▶ **Given instruction**:
Write the records out again exactly, leaving no images in.

>>>

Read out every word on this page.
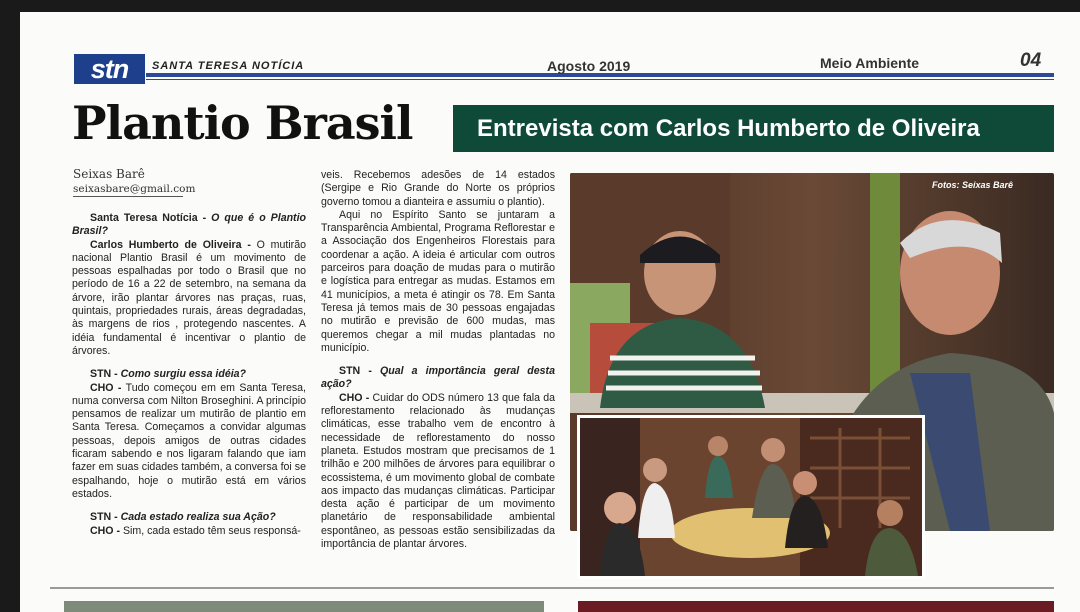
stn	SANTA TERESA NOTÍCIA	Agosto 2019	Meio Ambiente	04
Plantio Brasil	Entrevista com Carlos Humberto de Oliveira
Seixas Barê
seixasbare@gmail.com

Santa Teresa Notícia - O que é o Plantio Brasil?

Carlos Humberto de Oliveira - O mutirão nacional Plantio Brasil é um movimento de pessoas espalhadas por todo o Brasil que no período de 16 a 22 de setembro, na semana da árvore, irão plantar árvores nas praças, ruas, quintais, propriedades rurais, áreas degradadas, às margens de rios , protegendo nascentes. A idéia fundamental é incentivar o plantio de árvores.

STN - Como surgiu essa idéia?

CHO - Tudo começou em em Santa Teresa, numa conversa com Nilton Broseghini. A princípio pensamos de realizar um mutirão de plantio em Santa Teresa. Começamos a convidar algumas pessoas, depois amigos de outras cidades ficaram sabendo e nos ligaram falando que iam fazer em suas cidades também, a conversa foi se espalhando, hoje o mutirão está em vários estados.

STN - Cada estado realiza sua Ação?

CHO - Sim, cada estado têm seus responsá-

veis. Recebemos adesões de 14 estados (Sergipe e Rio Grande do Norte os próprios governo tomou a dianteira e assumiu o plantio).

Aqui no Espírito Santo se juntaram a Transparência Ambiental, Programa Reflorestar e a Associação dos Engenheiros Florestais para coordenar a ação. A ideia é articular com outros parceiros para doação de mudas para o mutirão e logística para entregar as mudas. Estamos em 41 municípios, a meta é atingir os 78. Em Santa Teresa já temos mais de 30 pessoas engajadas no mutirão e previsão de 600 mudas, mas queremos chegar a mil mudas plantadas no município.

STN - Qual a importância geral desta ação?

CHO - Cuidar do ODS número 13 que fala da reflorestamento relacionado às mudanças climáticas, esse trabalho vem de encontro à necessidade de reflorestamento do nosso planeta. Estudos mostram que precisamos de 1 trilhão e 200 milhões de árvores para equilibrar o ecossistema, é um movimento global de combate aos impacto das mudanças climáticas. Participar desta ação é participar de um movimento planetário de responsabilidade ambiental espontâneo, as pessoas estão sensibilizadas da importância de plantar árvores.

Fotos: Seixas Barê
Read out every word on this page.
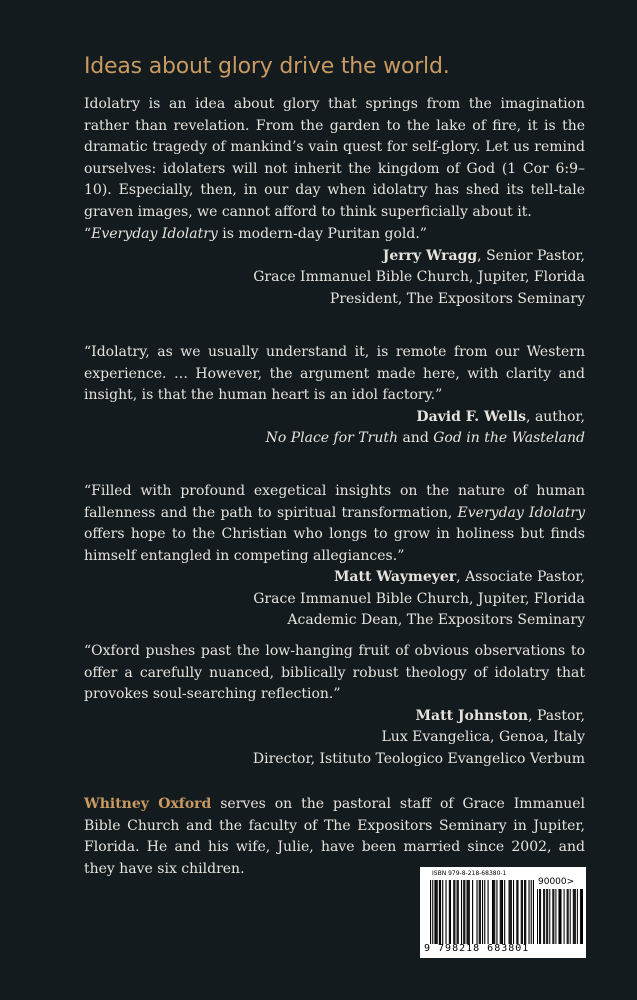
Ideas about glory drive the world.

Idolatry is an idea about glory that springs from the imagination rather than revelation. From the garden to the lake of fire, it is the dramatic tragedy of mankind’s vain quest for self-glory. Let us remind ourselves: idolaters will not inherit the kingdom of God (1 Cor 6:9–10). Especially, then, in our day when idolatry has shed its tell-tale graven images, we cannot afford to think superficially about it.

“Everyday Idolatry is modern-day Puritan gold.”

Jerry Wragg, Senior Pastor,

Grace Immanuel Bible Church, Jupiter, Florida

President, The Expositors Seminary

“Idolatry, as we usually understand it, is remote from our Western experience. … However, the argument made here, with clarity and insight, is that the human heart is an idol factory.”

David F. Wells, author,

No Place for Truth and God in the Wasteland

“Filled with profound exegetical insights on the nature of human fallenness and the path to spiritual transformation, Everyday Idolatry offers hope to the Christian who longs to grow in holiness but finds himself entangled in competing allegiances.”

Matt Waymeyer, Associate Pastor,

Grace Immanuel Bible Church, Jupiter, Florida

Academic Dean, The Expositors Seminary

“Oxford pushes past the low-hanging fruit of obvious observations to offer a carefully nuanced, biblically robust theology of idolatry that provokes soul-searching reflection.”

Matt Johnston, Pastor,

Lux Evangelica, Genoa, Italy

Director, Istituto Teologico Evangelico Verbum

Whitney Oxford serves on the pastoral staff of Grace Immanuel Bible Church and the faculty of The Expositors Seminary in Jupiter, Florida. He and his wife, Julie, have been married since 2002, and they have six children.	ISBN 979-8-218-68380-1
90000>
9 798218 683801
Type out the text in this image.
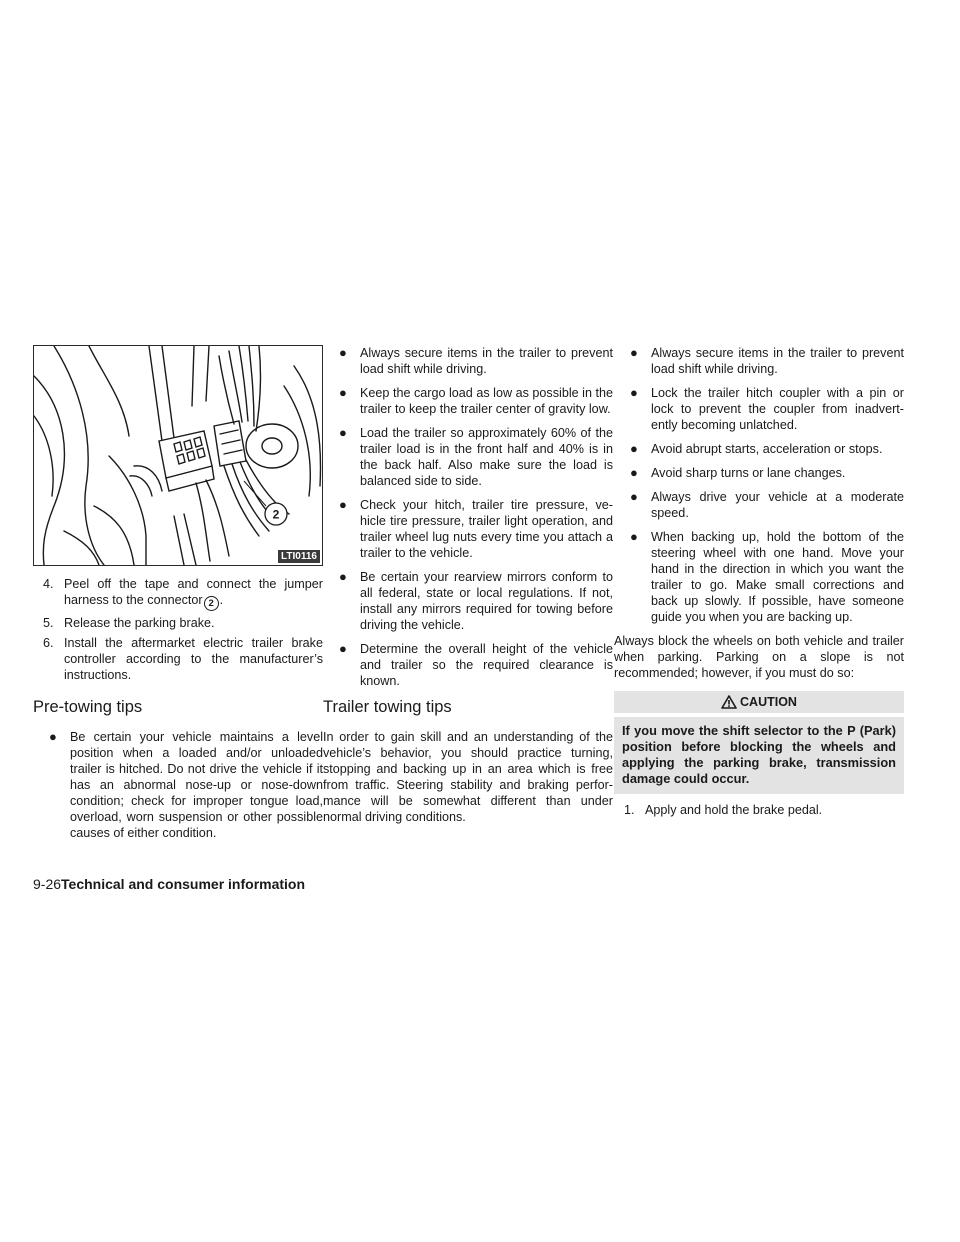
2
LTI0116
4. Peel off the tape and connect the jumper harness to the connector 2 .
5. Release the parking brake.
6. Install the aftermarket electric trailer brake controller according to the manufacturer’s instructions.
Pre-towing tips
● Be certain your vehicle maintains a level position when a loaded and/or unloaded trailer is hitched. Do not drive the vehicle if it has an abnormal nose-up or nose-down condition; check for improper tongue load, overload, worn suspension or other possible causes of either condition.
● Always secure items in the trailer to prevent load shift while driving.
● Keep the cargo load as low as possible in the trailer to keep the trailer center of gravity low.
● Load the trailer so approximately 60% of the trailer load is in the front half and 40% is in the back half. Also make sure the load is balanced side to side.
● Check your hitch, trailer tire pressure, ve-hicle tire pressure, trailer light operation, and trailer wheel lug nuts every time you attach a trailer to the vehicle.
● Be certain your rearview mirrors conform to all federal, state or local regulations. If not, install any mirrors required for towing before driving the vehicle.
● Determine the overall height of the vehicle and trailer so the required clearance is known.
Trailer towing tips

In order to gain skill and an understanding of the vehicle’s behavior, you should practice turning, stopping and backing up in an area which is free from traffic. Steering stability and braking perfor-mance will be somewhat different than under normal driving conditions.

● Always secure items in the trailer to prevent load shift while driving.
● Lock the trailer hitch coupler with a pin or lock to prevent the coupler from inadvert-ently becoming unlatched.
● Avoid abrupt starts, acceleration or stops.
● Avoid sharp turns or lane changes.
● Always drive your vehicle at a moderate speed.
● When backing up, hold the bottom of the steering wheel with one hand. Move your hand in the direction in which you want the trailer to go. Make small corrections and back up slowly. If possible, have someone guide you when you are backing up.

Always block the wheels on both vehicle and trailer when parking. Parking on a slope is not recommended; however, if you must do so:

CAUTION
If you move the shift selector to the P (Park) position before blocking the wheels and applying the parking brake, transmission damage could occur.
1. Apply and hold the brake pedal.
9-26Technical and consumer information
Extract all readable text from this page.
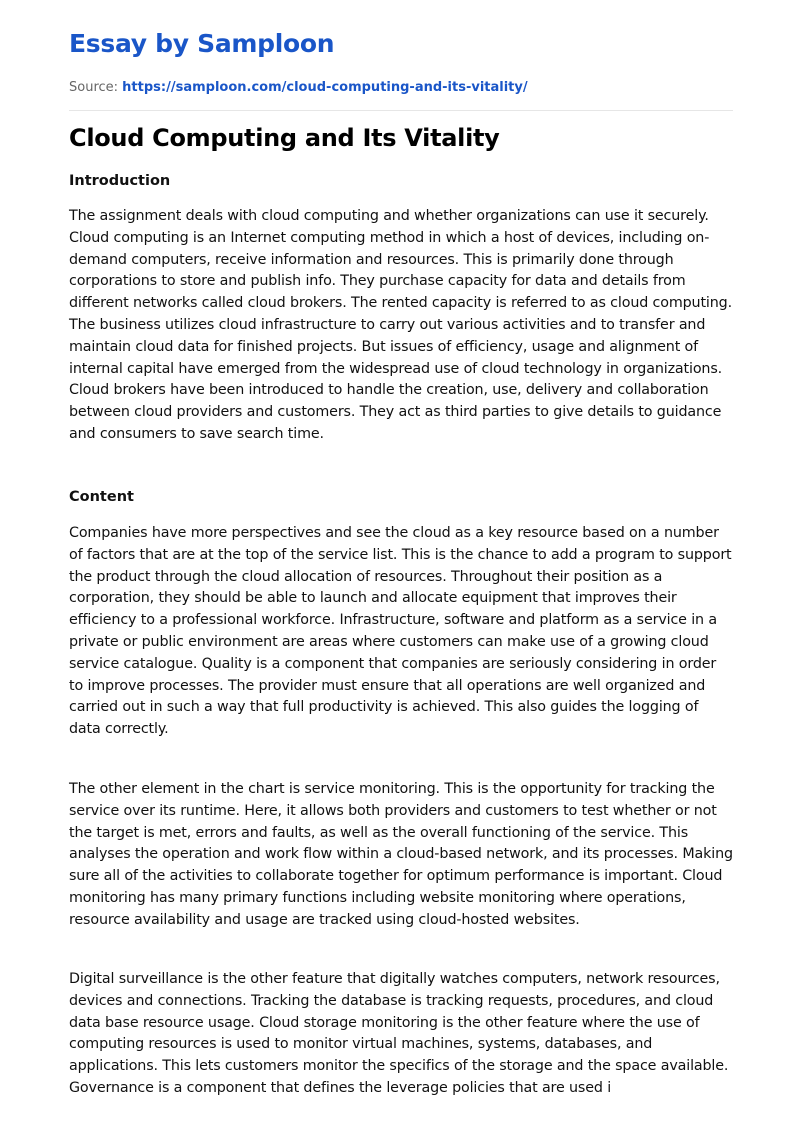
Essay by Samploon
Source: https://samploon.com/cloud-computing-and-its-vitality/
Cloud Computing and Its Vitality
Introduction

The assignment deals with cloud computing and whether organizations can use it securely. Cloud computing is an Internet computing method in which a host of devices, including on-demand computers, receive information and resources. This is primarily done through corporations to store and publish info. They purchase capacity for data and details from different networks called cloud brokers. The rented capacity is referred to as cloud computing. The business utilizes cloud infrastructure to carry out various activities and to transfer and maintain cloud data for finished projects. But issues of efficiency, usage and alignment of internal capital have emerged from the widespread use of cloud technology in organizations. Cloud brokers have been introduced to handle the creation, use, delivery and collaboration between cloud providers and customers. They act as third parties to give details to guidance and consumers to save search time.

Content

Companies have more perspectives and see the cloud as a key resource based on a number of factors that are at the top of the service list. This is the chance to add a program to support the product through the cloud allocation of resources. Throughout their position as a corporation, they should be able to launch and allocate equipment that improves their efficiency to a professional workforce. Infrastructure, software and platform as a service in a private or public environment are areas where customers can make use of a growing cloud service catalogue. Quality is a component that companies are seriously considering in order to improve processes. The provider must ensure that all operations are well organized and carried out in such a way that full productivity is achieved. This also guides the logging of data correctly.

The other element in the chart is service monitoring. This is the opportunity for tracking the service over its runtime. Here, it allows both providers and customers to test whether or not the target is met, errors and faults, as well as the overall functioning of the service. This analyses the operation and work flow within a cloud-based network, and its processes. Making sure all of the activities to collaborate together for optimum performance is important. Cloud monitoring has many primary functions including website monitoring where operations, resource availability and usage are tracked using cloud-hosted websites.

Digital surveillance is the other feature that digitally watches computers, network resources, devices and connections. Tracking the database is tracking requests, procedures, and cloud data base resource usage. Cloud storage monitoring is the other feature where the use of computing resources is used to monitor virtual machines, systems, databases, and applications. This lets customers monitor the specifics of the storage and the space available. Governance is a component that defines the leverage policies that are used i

<<<

▶ **Solution to the problem**:
Read out every word on this page.
stn	SANTA TERESA NOTÍCIA	Agosto 2019	Meio Ambiente	04
Plantio Brasil	Entrevista com Carlos Humberto de Oliveira
Seixas Barê
seixasbare@gmail.com

Santa Teresa Notícia - O que é o Plantio Brasil?

Carlos Humberto de Oliveira - O mutirão nacional Plantio Brasil é um movimento de pessoas espalhadas por todo o Brasil que no período de 16 a 22 de setembro, na semana da árvore, irão plantar árvores nas praças, ruas, quintais, propriedades rurais, áreas degradadas, às margens de rios , protegendo nascentes. A idéia fundamental é incentivar o plantio de árvores.

STN - Como surgiu essa idéia?

CHO - Tudo começou em em Santa Teresa, numa conversa com Nilton Broseghini. A princípio pensamos de realizar um mutirão de plantio em Santa Teresa. Começamos a convidar algumas pessoas, depois amigos de outras cidades ficaram sabendo e nos ligaram falando que iam fazer em suas cidades também, a conversa foi se espalhando, hoje o mutirão está em vários estados.

STN - Cada estado realiza sua Ação?

CHO - Sim, cada estado têm seus responsá-

veis. Recebemos adesões de 14 estados (Sergipe e Rio Grande do Norte os próprios governo tomou a dianteira e assumiu o plantio).

Aqui no Espírito Santo se juntaram a Transparência Ambiental, Programa Reflorestar e a Associação dos Engenheiros Florestais para coordenar a ação. A ideia é articular com outros parceiros para doação de mudas para o mutirão e logística para entregar as mudas. Estamos em 41 municípios, a meta é atingir os 78. Em Santa Teresa já temos mais de 30 pessoas engajadas no mutirão e previsão de 600 mudas, mas queremos chegar a mil mudas plantadas no município.

STN - Qual a importância geral desta ação?

CHO - Cuidar do ODS número 13 que fala da reflorestamento relacionado às mudanças climáticas, esse trabalho vem de encontro à necessidade de reflorestamento do nosso planeta. Estudos mostram que precisamos de 1 trilhão e 200 milhões de árvores para equilibrar o ecossistema, é um movimento global de combate aos impacto das mudanças climáticas. Participar desta ação é participar de um movimento planetário de responsabilidade ambiental espontâneo, as pessoas estão sensibilizadas da importância de plantar árvores.

Fotos: Seixas Barê
Read out every word on this page.
Ideas about glory drive the world.

Idolatry is an idea about glory that springs from the imagination rather than revelation. From the garden to the lake of fire, it is the dramatic tragedy of mankind’s vain quest for self-glory. Let us remind ourselves: idolaters will not inherit the kingdom of God (1 Cor 6:9–10). Especially, then, in our day when idolatry has shed its tell-tale graven images, we cannot afford to think superficially about it.

“Everyday Idolatry is modern-day Puritan gold.”

Jerry Wragg, Senior Pastor,

Grace Immanuel Bible Church, Jupiter, Florida

President, The Expositors Seminary

“Idolatry, as we usually understand it, is remote from our Western experience. … However, the argument made here, with clarity and insight, is that the human heart is an idol factory.”

David F. Wells, author,

No Place for Truth and God in the Wasteland

“Filled with profound exegetical insights on the nature of human fallenness and the path to spiritual transformation, Everyday Idolatry offers hope to the Christian who longs to grow in holiness but finds himself entangled in competing allegiances.”

Matt Waymeyer, Associate Pastor,

Grace Immanuel Bible Church, Jupiter, Florida

Academic Dean, The Expositors Seminary

“Oxford pushes past the low-hanging fruit of obvious observations to offer a carefully nuanced, biblically robust theology of idolatry that provokes soul-searching reflection.”

Matt Johnston, Pastor,

Lux Evangelica, Genoa, Italy

Director, Istituto Teologico Evangelico Verbum

Whitney Oxford serves on the pastoral staff of Grace Immanuel Bible Church and the faculty of The Expositors Seminary in Jupiter, Florida. He and his wife, Julie, have been married since 2002, and they have six children.	ISBN 979-8-218-68380-1
90000>
9 798218 683801
Type out the text in this image.
2
LTI0116
4. Peel off the tape and connect the jumper harness to the connector 2 .
5. Release the parking brake.
6. Install the aftermarket electric trailer brake controller according to the manufacturer’s instructions.
Pre-towing tips
● Be certain your vehicle maintains a level position when a loaded and/or unloaded trailer is hitched. Do not drive the vehicle if it has an abnormal nose-up or nose-down condition; check for improper tongue load, overload, worn suspension or other possible causes of either condition.
● Always secure items in the trailer to prevent load shift while driving.
● Keep the cargo load as low as possible in the trailer to keep the trailer center of gravity low.
● Load the trailer so approximately 60% of the trailer load is in the front half and 40% is in the back half. Also make sure the load is balanced side to side.
● Check your hitch, trailer tire pressure, ve-hicle tire pressure, trailer light operation, and trailer wheel lug nuts every time you attach a trailer to the vehicle.
● Be certain your rearview mirrors conform to all federal, state or local regulations. If not, install any mirrors required for towing before driving the vehicle.
● Determine the overall height of the vehicle and trailer so the required clearance is known.
Trailer towing tips

In order to gain skill and an understanding of the vehicle’s behavior, you should practice turning, stopping and backing up in an area which is free from traffic. Steering stability and braking perfor-mance will be somewhat different than under normal driving conditions.

● Always secure items in the trailer to prevent load shift while driving.
● Lock the trailer hitch coupler with a pin or lock to prevent the coupler from inadvert-ently becoming unlatched.
● Avoid abrupt starts, acceleration or stops.
● Avoid sharp turns or lane changes.
● Always drive your vehicle at a moderate speed.
● When backing up, hold the bottom of the steering wheel with one hand. Move your hand in the direction in which you want the trailer to go. Make small corrections and back up slowly. If possible, have someone guide you when you are backing up.

Always block the wheels on both vehicle and trailer when parking. Parking on a slope is not recommended; however, if you must do so:

CAUTION
If you move the shift selector to the P (Park) position before blocking the wheels and applying the parking brake, transmission damage could occur.
1. Apply and hold the brake pedal.
9-26Technical and consumer information
Extract all readable text from this page.
Essay by Samploon
Source: https://samploon.com/cloud-computing-and-its-vitality/
Cloud Computing and Its Vitality
Introduction

The assignment deals with cloud computing and whether organizations can use it securely. Cloud computing is an Internet computing method in which a host of devices, including on-demand computers, receive information and resources. This is primarily done through corporations to store and publish info. They purchase capacity for data and details from different networks called cloud brokers. The rented capacity is referred to as cloud computing. The business utilizes cloud infrastructure to carry out various activities and to transfer and maintain cloud data for finished projects. But issues of efficiency, usage and alignment of internal capital have emerged from the widespread use of cloud technology in organizations. Cloud brokers have been introduced to handle the creation, use, delivery and collaboration between cloud providers and customers. They act as third parties to give details to guidance and consumers to save search time.

Content

Companies have more perspectives and see the cloud as a key resource based on a number of factors that are at the top of the service list. This is the chance to add a program to support the product through the cloud allocation of resources. Throughout their position as a corporation, they should be able to launch and allocate equipment that improves their efficiency to a professional workforce. Infrastructure, software and platform as a service in a private or public environment are areas where customers can make use of a growing cloud service catalogue. Quality is a component that companies are seriously considering in order to improve processes. The provider must ensure that all operations are well organized and carried out in such a way that full productivity is achieved. This also guides the logging of data correctly.

The other element in the chart is service monitoring. This is the opportunity for tracking the service over its runtime. Here, it allows both providers and customers to test whether or not the target is met, errors and faults, as well as the overall functioning of the service. This analyses the operation and work flow within a cloud-based network, and its processes. Making sure all of the activities to collaborate together for optimum performance is important. Cloud monitoring has many primary functions including website monitoring where operations, resource availability and usage are tracked using cloud-hosted websites.

Digital surveillance is the other feature that digitally watches computers, network resources, devices and connections. Tracking the database is tracking requests, procedures, and cloud data base resource usage. Cloud storage monitoring is the other feature where the use of computing resources is used to monitor virtual machines, systems, databases, and applications. This lets customers monitor the specifics of the storage and the space available. Governance is a component that defines the leverage policies that are used i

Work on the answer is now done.